DATA PROVIDED:
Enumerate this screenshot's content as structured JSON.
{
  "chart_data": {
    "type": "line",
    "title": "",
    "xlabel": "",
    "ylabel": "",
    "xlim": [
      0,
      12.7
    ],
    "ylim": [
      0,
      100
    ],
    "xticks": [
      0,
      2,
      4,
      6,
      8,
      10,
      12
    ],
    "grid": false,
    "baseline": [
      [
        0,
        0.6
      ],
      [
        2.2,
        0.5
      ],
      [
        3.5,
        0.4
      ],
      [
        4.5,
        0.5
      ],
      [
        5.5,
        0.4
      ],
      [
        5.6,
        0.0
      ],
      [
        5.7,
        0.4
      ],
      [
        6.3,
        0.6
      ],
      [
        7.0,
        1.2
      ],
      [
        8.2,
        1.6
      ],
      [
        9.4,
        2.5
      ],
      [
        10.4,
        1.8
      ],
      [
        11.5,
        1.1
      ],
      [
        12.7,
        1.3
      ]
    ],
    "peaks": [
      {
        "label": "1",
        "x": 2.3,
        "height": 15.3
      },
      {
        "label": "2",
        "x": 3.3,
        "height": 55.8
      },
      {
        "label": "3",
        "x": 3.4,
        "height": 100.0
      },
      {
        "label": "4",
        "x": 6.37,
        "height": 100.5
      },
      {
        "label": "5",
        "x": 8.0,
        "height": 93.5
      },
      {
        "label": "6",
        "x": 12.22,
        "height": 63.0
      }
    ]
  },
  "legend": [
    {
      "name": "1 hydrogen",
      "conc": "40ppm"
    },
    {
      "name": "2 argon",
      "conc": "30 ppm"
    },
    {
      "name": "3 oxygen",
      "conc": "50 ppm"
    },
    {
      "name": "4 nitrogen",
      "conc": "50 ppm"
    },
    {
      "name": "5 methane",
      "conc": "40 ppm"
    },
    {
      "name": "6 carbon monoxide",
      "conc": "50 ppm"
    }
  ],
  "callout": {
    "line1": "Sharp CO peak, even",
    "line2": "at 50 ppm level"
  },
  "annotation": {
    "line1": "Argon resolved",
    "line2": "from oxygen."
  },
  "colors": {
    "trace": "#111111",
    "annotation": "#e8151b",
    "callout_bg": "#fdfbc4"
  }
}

PROBLEM DESCRIPTION: Repeat all entries. Match them exactly.

WRITTEN REPLY:
Enumerate this screenshot's content as structured JSON.
{
  "chart_data": {
    "type": "line",
    "title": "",
    "xlabel": "",
    "ylabel": "",
    "xlim": [
      0,
      12.7
    ],
    "ylim": [
      0,
      100
    ],
    "xticks": [
      0,
      2,
      4,
      6,
      8,
      10,
      12
    ],
    "grid": false,
    "baseline": [
      [
        0,
        0.6
      ],
      [
        2.2,
        0.5
      ],
      [
        3.5,
        0.4
      ],
      [
        4.5,
        0.5
      ],
      [
        5.5,
        0.4
      ],
      [
        5.6,
        0.0
      ],
      [
        5.7,
        0.4
      ],
      [
        6.3,
        0.6
      ],
      [
        7.0,
        1.2
      ],
      [
        8.2,
        1.6
      ],
      [
        9.4,
        2.5
      ],
      [
        10.4,
        1.8
      ],
      [
        11.5,
        1.1
      ],
      [
        12.7,
        1.3
      ]
    ],
    "peaks": [
      {
        "label": "1",
        "x": 2.3,
        "height": 15.3
      },
      {
        "label": "2",
        "x": 3.3,
        "height": 55.8
      },
      {
        "label": "3",
        "x": 3.4,
        "height": 100.0
      },
      {
        "label": "4",
        "x": 6.37,
        "height": 100.5
      },
      {
        "label": "5",
        "x": 8.0,
        "height": 93.5
      },
      {
        "label": "6",
        "x": 12.22,
        "height": 63.0
      }
    ]
  },
  "legend": [
    {
      "name": "1 hydrogen",
      "conc": "40ppm"
    },
    {
      "name": "2 argon",
      "conc": "30 ppm"
    },
    {
      "name": "3 oxygen",
      "conc": "50 ppm"
    },
    {
      "name": "4 nitrogen",
      "conc": "50 ppm"
    },
    {
      "name": "5 methane",
      "conc": "40 ppm"
    },
    {
      "name": "6 carbon monoxide",
      "conc": "50 ppm"
    }
  ],
  "callout": {
    "line1": "Sharp CO peak, even",
    "line2": "at 50 ppm level"
  },
  "annotation": {
    "line1": "Argon resolved",
    "line2": "from oxygen."
  },
  "colors": {
    "trace": "#111111",
    "annotation": "#e8151b",
    "callout_bg": "#fdfbc4"
  }
}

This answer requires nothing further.